* [WHAT YOU ARE ASKED TO DO]: Write out the entries below once more, exactly.

* [THE INPUT]:
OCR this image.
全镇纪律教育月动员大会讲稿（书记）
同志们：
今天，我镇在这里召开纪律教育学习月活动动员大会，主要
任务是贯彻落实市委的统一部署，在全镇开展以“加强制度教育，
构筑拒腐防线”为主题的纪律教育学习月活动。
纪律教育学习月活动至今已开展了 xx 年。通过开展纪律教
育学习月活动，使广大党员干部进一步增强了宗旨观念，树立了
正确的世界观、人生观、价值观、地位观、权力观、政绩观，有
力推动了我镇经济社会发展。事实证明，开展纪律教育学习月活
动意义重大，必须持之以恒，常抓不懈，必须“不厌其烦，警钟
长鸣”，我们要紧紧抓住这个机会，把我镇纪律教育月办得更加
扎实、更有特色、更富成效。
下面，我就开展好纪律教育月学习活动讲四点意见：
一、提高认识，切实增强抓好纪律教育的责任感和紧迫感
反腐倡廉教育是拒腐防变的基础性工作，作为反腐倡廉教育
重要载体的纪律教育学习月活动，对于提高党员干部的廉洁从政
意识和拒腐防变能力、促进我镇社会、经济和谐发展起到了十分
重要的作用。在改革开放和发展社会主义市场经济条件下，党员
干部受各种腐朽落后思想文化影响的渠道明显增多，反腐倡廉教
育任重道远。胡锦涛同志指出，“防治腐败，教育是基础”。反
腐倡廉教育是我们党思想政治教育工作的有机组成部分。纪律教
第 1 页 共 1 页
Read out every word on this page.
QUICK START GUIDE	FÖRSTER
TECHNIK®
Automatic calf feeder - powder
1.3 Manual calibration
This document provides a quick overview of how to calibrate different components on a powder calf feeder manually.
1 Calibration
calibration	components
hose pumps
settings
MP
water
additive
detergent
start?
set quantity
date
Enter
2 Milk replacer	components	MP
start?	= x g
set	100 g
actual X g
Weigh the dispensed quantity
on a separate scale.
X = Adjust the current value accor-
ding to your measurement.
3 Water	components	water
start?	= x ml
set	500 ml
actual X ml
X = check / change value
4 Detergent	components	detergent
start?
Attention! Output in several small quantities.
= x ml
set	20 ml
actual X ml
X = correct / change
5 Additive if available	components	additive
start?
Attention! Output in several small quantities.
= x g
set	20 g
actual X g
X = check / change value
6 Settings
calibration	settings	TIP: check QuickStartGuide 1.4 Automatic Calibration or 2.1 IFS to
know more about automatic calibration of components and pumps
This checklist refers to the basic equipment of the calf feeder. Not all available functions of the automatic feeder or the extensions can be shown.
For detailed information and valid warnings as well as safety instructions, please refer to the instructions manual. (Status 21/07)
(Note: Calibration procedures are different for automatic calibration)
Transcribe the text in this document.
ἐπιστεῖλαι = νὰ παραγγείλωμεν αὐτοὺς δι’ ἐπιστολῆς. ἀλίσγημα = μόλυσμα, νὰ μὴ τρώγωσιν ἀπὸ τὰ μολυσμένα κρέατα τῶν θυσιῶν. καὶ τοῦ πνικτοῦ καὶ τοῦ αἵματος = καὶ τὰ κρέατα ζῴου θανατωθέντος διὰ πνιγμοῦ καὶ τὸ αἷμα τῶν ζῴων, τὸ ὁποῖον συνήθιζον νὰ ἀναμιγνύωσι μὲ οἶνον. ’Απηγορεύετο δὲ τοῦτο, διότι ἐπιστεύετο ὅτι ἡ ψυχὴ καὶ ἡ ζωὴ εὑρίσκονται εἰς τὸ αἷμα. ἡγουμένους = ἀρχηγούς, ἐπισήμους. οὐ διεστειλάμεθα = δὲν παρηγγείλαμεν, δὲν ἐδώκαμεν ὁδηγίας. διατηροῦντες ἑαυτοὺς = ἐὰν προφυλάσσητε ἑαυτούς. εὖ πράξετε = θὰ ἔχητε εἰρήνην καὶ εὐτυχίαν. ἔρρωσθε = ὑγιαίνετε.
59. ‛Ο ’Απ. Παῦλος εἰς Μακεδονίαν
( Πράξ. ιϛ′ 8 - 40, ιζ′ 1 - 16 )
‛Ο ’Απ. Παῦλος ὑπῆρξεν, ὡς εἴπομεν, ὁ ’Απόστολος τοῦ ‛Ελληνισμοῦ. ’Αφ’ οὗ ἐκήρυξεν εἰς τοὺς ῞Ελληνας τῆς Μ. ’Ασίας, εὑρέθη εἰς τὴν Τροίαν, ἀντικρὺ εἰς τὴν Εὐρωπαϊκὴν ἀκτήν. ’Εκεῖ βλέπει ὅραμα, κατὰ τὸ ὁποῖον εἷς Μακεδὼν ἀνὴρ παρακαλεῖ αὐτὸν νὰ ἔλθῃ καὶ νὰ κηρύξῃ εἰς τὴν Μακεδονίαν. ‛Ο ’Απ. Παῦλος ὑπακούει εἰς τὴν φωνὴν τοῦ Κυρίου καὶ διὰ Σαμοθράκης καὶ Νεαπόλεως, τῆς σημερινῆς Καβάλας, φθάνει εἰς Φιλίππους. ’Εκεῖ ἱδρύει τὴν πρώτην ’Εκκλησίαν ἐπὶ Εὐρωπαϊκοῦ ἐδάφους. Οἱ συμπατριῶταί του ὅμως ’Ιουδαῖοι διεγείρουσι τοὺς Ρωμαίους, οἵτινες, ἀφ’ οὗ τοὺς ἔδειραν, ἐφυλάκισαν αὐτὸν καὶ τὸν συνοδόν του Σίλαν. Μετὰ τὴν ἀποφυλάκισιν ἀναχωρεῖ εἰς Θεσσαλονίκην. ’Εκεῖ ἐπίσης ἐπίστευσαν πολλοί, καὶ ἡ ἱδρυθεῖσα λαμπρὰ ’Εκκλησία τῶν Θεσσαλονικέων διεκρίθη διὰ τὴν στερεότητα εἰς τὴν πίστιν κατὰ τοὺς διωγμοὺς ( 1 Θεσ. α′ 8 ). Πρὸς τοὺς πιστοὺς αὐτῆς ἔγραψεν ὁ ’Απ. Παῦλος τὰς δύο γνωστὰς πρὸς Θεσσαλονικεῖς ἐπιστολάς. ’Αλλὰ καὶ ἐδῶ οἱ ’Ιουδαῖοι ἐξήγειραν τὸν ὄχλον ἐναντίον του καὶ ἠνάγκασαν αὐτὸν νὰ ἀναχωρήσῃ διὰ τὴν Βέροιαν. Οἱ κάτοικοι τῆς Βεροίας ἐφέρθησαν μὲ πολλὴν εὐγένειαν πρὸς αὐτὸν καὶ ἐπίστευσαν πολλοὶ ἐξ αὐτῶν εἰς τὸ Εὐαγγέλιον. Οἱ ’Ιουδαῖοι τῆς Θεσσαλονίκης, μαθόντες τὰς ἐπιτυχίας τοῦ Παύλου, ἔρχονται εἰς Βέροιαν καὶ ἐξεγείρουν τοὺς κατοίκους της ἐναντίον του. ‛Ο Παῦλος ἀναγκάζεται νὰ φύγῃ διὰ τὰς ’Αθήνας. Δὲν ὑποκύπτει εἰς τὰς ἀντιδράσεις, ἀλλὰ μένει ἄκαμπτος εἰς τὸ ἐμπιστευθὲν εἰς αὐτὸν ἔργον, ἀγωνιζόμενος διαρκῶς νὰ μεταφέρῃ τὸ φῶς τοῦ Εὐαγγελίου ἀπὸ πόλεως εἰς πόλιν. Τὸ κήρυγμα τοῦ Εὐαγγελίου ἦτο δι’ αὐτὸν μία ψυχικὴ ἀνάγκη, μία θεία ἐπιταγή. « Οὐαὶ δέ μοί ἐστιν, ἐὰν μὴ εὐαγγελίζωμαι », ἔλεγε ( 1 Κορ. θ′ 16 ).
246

* [OUTPUT FOR THIS EXERCISE]:
OCR this image.
全镇纪律教育月动员大会讲稿（书记）
同志们：
今天，我镇在这里召开纪律教育学习月活动动员大会，主要
任务是贯彻落实市委的统一部署，在全镇开展以“加强制度教育，
构筑拒腐防线”为主题的纪律教育学习月活动。
纪律教育学习月活动至今已开展了 xx 年。通过开展纪律教
育学习月活动，使广大党员干部进一步增强了宗旨观念，树立了
正确的世界观、人生观、价值观、地位观、权力观、政绩观，有
力推动了我镇经济社会发展。事实证明，开展纪律教育学习月活
动意义重大，必须持之以恒，常抓不懈，必须“不厌其烦，警钟
长鸣”，我们要紧紧抓住这个机会，把我镇纪律教育月办得更加
扎实、更有特色、更富成效。
下面，我就开展好纪律教育月学习活动讲四点意见：
一、提高认识，切实增强抓好纪律教育的责任感和紧迫感
反腐倡廉教育是拒腐防变的基础性工作，作为反腐倡廉教育
重要载体的纪律教育学习月活动，对于提高党员干部的廉洁从政
意识和拒腐防变能力、促进我镇社会、经济和谐发展起到了十分
重要的作用。在改革开放和发展社会主义市场经济条件下，党员
干部受各种腐朽落后思想文化影响的渠道明显增多，反腐倡廉教
育任重道远。胡锦涛同志指出，“防治腐败，教育是基础”。反
腐倡廉教育是我们党思想政治教育工作的有机组成部分。纪律教
第 1 页 共 1 页
Read out every word on this page.
QUICK START GUIDE	FÖRSTER
TECHNIK®
Automatic calf feeder - powder
1.3 Manual calibration
This document provides a quick overview of how to calibrate different components on a powder calf feeder manually.
1 Calibration
calibration	components
hose pumps
settings
MP
water
additive
detergent
start?
set quantity
date
Enter
2 Milk replacer	components	MP
start?	= x g
set	100 g
actual X g
Weigh the dispensed quantity
on a separate scale.
X = Adjust the current value accor-
ding to your measurement.
3 Water	components	water
start?	= x ml
set	500 ml
actual X ml
X = check / change value
4 Detergent	components	detergent
start?
Attention! Output in several small quantities.
= x ml
set	20 ml
actual X ml
X = correct / change
5 Additive if available	components	additive
start?
Attention! Output in several small quantities.
= x g
set	20 g
actual X g
X = check / change value
6 Settings
calibration	settings	TIP: check QuickStartGuide 1.4 Automatic Calibration or 2.1 IFS to
know more about automatic calibration of components and pumps
This checklist refers to the basic equipment of the calf feeder. Not all available functions of the automatic feeder or the extensions can be shown.
For detailed information and valid warnings as well as safety instructions, please refer to the instructions manual. (Status 21/07)
(Note: Calibration procedures are different for automatic calibration)
Transcribe the text in this document.
ἐπιστεῖλαι = νὰ παραγγείλωμεν αὐτοὺς δι’ ἐπιστολῆς. ἀλίσγημα = μόλυσμα, νὰ μὴ τρώγωσιν ἀπὸ τὰ μολυσμένα κρέατα τῶν θυσιῶν. καὶ τοῦ πνικτοῦ καὶ τοῦ αἵματος = καὶ τὰ κρέατα ζῴου θανατωθέντος διὰ πνιγμοῦ καὶ τὸ αἷμα τῶν ζῴων, τὸ ὁποῖον συνήθιζον νὰ ἀναμιγνύωσι μὲ οἶνον. ’Απηγορεύετο δὲ τοῦτο, διότι ἐπιστεύετο ὅτι ἡ ψυχὴ καὶ ἡ ζωὴ εὑρίσκονται εἰς τὸ αἷμα. ἡγουμένους = ἀρχηγούς, ἐπισήμους. οὐ διεστειλάμεθα = δὲν παρηγγείλαμεν, δὲν ἐδώκαμεν ὁδηγίας. διατηροῦντες ἑαυτοὺς = ἐὰν προφυλάσσητε ἑαυτούς. εὖ πράξετε = θὰ ἔχητε εἰρήνην καὶ εὐτυχίαν. ἔρρωσθε = ὑγιαίνετε.
59. ‛Ο ’Απ. Παῦλος εἰς Μακεδονίαν
( Πράξ. ιϛ′ 8 - 40, ιζ′ 1 - 16 )
‛Ο ’Απ. Παῦλος ὑπῆρξεν, ὡς εἴπομεν, ὁ ’Απόστολος τοῦ ‛Ελληνισμοῦ. ’Αφ’ οὗ ἐκήρυξεν εἰς τοὺς ῞Ελληνας τῆς Μ. ’Ασίας, εὑρέθη εἰς τὴν Τροίαν, ἀντικρὺ εἰς τὴν Εὐρωπαϊκὴν ἀκτήν. ’Εκεῖ βλέπει ὅραμα, κατὰ τὸ ὁποῖον εἷς Μακεδὼν ἀνὴρ παρακαλεῖ αὐτὸν νὰ ἔλθῃ καὶ νὰ κηρύξῃ εἰς τὴν Μακεδονίαν. ‛Ο ’Απ. Παῦλος ὑπακούει εἰς τὴν φωνὴν τοῦ Κυρίου καὶ διὰ Σαμοθράκης καὶ Νεαπόλεως, τῆς σημερινῆς Καβάλας, φθάνει εἰς Φιλίππους. ’Εκεῖ ἱδρύει τὴν πρώτην ’Εκκλησίαν ἐπὶ Εὐρωπαϊκοῦ ἐδάφους. Οἱ συμπατριῶταί του ὅμως ’Ιουδαῖοι διεγείρουσι τοὺς Ρωμαίους, οἵτινες, ἀφ’ οὗ τοὺς ἔδειραν, ἐφυλάκισαν αὐτὸν καὶ τὸν συνοδόν του Σίλαν. Μετὰ τὴν ἀποφυλάκισιν ἀναχωρεῖ εἰς Θεσσαλονίκην. ’Εκεῖ ἐπίσης ἐπίστευσαν πολλοί, καὶ ἡ ἱδρυθεῖσα λαμπρὰ ’Εκκλησία τῶν Θεσσαλονικέων διεκρίθη διὰ τὴν στερεότητα εἰς τὴν πίστιν κατὰ τοὺς διωγμοὺς ( 1 Θεσ. α′ 8 ). Πρὸς τοὺς πιστοὺς αὐτῆς ἔγραψεν ὁ ’Απ. Παῦλος τὰς δύο γνωστὰς πρὸς Θεσσαλονικεῖς ἐπιστολάς. ’Αλλὰ καὶ ἐδῶ οἱ ’Ιουδαῖοι ἐξήγειραν τὸν ὄχλον ἐναντίον του καὶ ἠνάγκασαν αὐτὸν νὰ ἀναχωρήσῃ διὰ τὴν Βέροιαν. Οἱ κάτοικοι τῆς Βεροίας ἐφέρθησαν μὲ πολλὴν εὐγένειαν πρὸς αὐτὸν καὶ ἐπίστευσαν πολλοὶ ἐξ αὐτῶν εἰς τὸ Εὐαγγέλιον. Οἱ ’Ιουδαῖοι τῆς Θεσσαλονίκης, μαθόντες τὰς ἐπιτυχίας τοῦ Παύλου, ἔρχονται εἰς Βέροιαν καὶ ἐξεγείρουν τοὺς κατοίκους της ἐναντίον του. ‛Ο Παῦλος ἀναγκάζεται νὰ φύγῃ διὰ τὰς ’Αθήνας. Δὲν ὑποκύπτει εἰς τὰς ἀντιδράσεις, ἀλλὰ μένει ἄκαμπτος εἰς τὸ ἐμπιστευθὲν εἰς αὐτὸν ἔργον, ἀγωνιζόμενος διαρκῶς νὰ μεταφέρῃ τὸ φῶς τοῦ Εὐαγγελίου ἀπὸ πόλεως εἰς πόλιν. Τὸ κήρυγμα τοῦ Εὐαγγελίου ἦτο δι’ αὐτὸν μία ψυχικὴ ἀνάγκη, μία θεία ἐπιταγή. « Οὐαὶ δέ μοί ἐστιν, ἐὰν μὴ εὐαγγελίζωμαι », ἔλεγε ( 1 Κορ. θ′ 16 ).
246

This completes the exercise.